(begin)

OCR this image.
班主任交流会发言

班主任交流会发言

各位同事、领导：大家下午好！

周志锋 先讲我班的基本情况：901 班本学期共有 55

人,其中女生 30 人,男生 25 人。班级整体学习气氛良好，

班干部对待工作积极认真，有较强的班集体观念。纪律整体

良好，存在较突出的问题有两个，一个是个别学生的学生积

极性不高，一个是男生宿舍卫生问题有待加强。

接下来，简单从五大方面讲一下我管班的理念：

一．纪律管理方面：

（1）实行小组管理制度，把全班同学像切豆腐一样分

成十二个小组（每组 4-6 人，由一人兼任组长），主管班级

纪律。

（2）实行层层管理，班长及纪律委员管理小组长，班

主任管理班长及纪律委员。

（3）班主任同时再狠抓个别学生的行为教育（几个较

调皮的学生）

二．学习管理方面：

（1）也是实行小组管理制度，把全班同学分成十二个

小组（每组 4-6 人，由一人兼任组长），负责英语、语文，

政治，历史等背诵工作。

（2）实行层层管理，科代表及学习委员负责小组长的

(end)

■ Exercise description: Retype the records in full. Keep every line identical to the original.

■ Result for this task:
OCR this image.
班主任交流会发言

班主任交流会发言

各位同事、领导：大家下午好！

周志锋 先讲我班的基本情况：901 班本学期共有 55

人,其中女生 30 人,男生 25 人。班级整体学习气氛良好，

班干部对待工作积极认真，有较强的班集体观念。纪律整体

良好，存在较突出的问题有两个，一个是个别学生的学生积

极性不高，一个是男生宿舍卫生问题有待加强。

接下来，简单从五大方面讲一下我管班的理念：

一．纪律管理方面：

（1）实行小组管理制度，把全班同学像切豆腐一样分

成十二个小组（每组 4-6 人，由一人兼任组长），主管班级

纪律。

（2）实行层层管理，班长及纪律委员管理小组长，班

主任管理班长及纪律委员。

（3）班主任同时再狠抓个别学生的行为教育（几个较

调皮的学生）

二．学习管理方面：

（1）也是实行小组管理制度，把全班同学分成十二个

小组（每组 4-6 人，由一人兼任组长），负责英语、语文，

政治，历史等背诵工作。

（2）实行层层管理，科代表及学习委员负责小组长的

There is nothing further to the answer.